A veces la tragedia más grande no se ve a simple vista. No es una enfermedad, ni una derrota, ni una pérdida material, sino algo mucho más silencioso: dejar de buscar a Dios. El rey Asa comenzó su vida con una fe ardiente, pero terminó sus días con un corazón distante. Su historia, registrada en 2 Crónicas 16:12-13, es una advertencia viva de que no basta con empezar bien; hay que terminar bien.

En 2 Crónicas 16:12-13 encontramos un episodio breve pero profundamente trágico en la vida del rey Asa. Este hombre había comenzado su reinado con una fe viva, buscando al Señor con diligencia, derribando altares paganos y conduciendo a la nación a una reforma espiritual. En sus primeros años, Asa conoció la victoria porque reconocía que la fuerza y la ayuda provenían solo de Dios. Enfrentó ejércitos poderosos, como el de los etíopes, y clamó con humildad: “Nada hay imposible para ti, oh Señor, que ayudas al poderoso y al débil”. Ese era el corazón que lo caracterizaba al principio: un corazón que confiaba y dependía de su Dios.

——

Objeto de la tarea: Reproduce íntegro y sin ninguna alteración el fragmento sobre el rey Asa.

——

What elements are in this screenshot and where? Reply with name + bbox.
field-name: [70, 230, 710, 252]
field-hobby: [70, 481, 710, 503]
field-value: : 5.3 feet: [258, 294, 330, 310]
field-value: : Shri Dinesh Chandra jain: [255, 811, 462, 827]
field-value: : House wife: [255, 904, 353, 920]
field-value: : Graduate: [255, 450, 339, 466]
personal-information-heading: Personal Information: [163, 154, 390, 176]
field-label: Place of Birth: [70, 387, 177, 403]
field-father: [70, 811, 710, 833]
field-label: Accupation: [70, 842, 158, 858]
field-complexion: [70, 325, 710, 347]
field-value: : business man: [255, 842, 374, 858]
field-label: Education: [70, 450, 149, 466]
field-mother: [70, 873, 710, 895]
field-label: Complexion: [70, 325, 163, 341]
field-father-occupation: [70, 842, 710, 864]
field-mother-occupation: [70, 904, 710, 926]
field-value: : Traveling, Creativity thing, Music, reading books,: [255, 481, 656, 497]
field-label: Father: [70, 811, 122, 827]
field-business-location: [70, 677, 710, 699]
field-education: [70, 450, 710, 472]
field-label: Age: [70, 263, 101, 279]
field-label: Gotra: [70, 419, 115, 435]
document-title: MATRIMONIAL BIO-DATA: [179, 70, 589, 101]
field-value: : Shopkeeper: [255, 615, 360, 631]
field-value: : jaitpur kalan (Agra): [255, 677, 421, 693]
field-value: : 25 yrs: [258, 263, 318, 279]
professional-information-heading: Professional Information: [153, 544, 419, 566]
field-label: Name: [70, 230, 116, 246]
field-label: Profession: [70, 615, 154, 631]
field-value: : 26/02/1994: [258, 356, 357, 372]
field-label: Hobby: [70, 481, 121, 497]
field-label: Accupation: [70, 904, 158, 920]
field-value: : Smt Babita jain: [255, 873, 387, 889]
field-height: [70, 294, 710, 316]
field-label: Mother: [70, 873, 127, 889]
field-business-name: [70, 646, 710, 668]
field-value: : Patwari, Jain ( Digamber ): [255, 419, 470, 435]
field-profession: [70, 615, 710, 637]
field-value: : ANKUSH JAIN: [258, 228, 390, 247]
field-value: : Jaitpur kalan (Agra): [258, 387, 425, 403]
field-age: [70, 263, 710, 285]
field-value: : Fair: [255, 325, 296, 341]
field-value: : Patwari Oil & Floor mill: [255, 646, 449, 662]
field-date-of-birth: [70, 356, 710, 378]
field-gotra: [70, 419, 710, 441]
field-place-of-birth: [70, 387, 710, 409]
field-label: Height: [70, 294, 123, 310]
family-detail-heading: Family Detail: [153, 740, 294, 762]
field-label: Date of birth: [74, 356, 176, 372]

——

Salida esperada:
A veces la tragedia más grande no se ve a simple vista. No es una enfermedad, ni una derrota, ni una pérdida material, sino algo mucho más silencioso: dejar de buscar a Dios. El rey Asa comenzó su vida con una fe ardiente, pero terminó sus días con un corazón distante. Su historia, registrada en 2 Crónicas 16:12-13, es una advertencia viva de que no basta con empezar bien; hay que terminar bien.

En 2 Crónicas 16:12-13 encontramos un episodio breve pero profundamente trágico en la vida del rey Asa. Este hombre había comenzado su reinado con una fe viva, buscando al Señor con diligencia, derribando altares paganos y conduciendo a la nación a una reforma espiritual. En sus primeros años, Asa conoció la victoria porque reconocía que la fuerza y la ayuda provenían solo de Dios. Enfrentó ejércitos poderosos, como el de los etíopes, y clamó con humildad: “Nada hay imposible para ti, oh Señor, que ayudas al poderoso y al débil”. Ese era el corazón que lo caracterizaba al principio: un corazón que confiaba y dependía de su Dios.